[BEGIN Material for the task]

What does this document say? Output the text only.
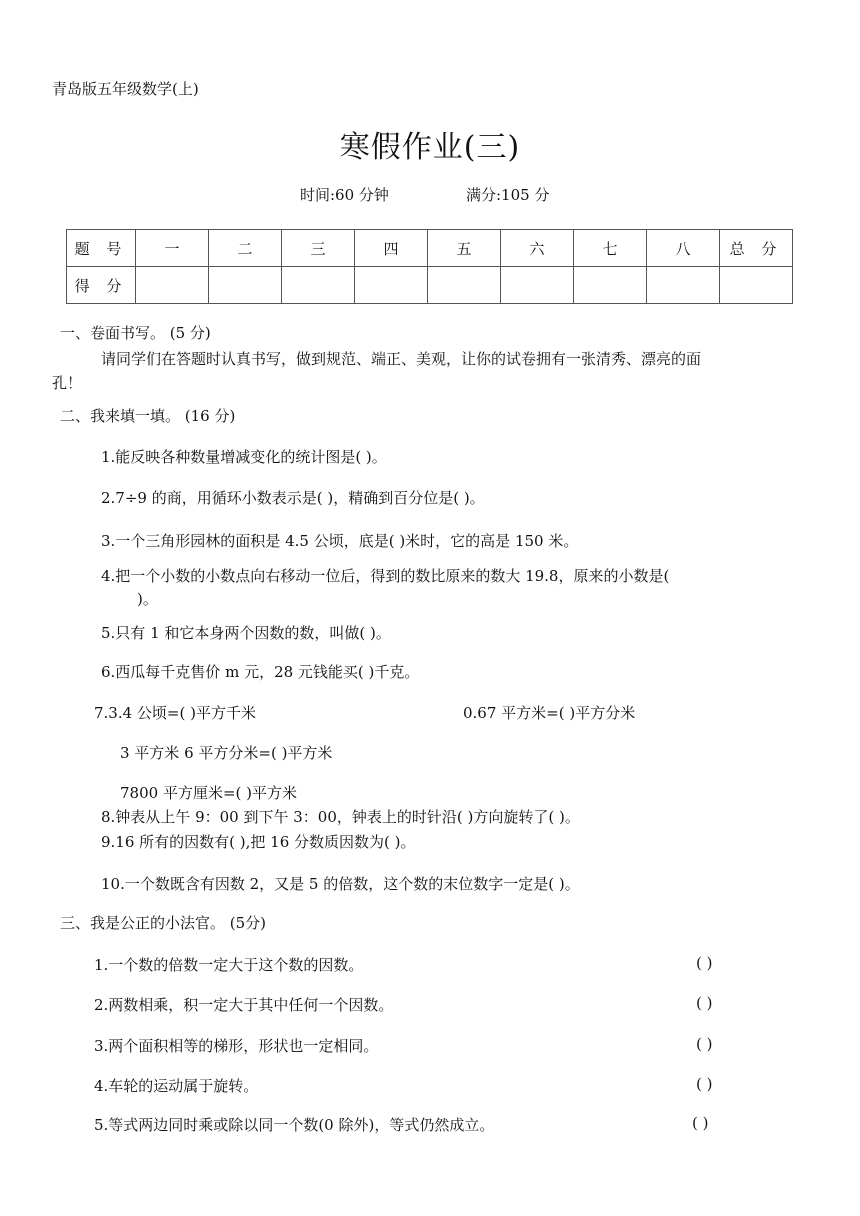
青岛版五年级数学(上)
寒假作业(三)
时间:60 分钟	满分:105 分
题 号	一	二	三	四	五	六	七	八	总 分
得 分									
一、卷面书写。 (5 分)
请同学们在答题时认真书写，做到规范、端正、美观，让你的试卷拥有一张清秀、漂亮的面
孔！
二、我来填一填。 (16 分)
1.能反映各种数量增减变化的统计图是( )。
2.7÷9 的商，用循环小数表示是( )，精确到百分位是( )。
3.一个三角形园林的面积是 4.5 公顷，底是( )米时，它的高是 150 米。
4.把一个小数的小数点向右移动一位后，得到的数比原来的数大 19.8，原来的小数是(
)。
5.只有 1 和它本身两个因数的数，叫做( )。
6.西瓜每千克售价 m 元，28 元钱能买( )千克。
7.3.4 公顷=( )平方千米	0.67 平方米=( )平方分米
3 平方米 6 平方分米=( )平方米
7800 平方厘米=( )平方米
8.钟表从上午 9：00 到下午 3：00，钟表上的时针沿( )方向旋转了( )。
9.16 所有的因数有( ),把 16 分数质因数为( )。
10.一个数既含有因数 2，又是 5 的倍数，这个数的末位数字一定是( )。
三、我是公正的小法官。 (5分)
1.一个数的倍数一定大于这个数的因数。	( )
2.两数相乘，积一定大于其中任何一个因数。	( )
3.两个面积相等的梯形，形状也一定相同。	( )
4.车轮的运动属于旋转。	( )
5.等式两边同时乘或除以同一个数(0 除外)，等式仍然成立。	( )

[END Material for the task]

● To be done
Go through the entries above and count the lines containing the word "平方分米"; give only that count.

● Completed exercise
2